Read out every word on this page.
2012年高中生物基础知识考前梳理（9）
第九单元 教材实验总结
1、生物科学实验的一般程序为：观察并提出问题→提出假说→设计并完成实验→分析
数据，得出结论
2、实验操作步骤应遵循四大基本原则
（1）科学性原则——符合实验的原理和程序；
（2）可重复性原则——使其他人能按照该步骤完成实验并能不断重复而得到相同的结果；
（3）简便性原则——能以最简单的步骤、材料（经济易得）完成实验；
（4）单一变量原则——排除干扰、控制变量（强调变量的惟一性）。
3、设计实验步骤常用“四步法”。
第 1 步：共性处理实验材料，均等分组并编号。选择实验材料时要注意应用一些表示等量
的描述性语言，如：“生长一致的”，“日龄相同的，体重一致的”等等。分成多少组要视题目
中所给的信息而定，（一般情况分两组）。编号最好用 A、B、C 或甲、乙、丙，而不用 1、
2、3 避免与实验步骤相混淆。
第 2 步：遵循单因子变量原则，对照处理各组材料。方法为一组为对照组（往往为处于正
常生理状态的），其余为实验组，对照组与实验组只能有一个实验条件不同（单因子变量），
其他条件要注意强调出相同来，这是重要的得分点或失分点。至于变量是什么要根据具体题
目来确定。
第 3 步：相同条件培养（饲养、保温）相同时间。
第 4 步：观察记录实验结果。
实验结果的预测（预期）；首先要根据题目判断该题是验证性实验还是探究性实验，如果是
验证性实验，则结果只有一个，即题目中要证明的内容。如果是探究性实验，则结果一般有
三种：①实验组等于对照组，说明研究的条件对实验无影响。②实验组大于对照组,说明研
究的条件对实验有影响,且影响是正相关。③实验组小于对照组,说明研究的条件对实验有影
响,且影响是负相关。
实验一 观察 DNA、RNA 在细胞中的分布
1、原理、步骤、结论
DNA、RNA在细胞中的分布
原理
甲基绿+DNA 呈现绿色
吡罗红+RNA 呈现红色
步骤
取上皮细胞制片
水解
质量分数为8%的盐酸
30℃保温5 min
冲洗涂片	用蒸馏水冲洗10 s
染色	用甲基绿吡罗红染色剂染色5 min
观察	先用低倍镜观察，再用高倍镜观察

+===+

**Aim of the exercise**
Reproduce the full set of records precisely.

**Exercise answer**
Read out every word on this page.
2012年高中生物基础知识考前梳理（9）
第九单元 教材实验总结
1、生物科学实验的一般程序为：观察并提出问题→提出假说→设计并完成实验→分析
数据，得出结论
2、实验操作步骤应遵循四大基本原则
（1）科学性原则——符合实验的原理和程序；
（2）可重复性原则——使其他人能按照该步骤完成实验并能不断重复而得到相同的结果；
（3）简便性原则——能以最简单的步骤、材料（经济易得）完成实验；
（4）单一变量原则——排除干扰、控制变量（强调变量的惟一性）。
3、设计实验步骤常用“四步法”。
第 1 步：共性处理实验材料，均等分组并编号。选择实验材料时要注意应用一些表示等量
的描述性语言，如：“生长一致的”，“日龄相同的，体重一致的”等等。分成多少组要视题目
中所给的信息而定，（一般情况分两组）。编号最好用 A、B、C 或甲、乙、丙，而不用 1、
2、3 避免与实验步骤相混淆。
第 2 步：遵循单因子变量原则，对照处理各组材料。方法为一组为对照组（往往为处于正
常生理状态的），其余为实验组，对照组与实验组只能有一个实验条件不同（单因子变量），
其他条件要注意强调出相同来，这是重要的得分点或失分点。至于变量是什么要根据具体题
目来确定。
第 3 步：相同条件培养（饲养、保温）相同时间。
第 4 步：观察记录实验结果。
实验结果的预测（预期）；首先要根据题目判断该题是验证性实验还是探究性实验，如果是
验证性实验，则结果只有一个，即题目中要证明的内容。如果是探究性实验，则结果一般有
三种：①实验组等于对照组，说明研究的条件对实验无影响。②实验组大于对照组,说明研
究的条件对实验有影响,且影响是正相关。③实验组小于对照组,说明研究的条件对实验有影
响,且影响是负相关。
实验一 观察 DNA、RNA 在细胞中的分布
1、原理、步骤、结论
DNA、RNA在细胞中的分布
原理
甲基绿+DNA 呈现绿色
吡罗红+RNA 呈现红色
步骤
取上皮细胞制片
水解
质量分数为8%的盐酸
30℃保温5 min
冲洗涂片	用蒸馏水冲洗10 s
染色	用甲基绿吡罗红染色剂染色5 min
观察	先用低倍镜观察，再用高倍镜观察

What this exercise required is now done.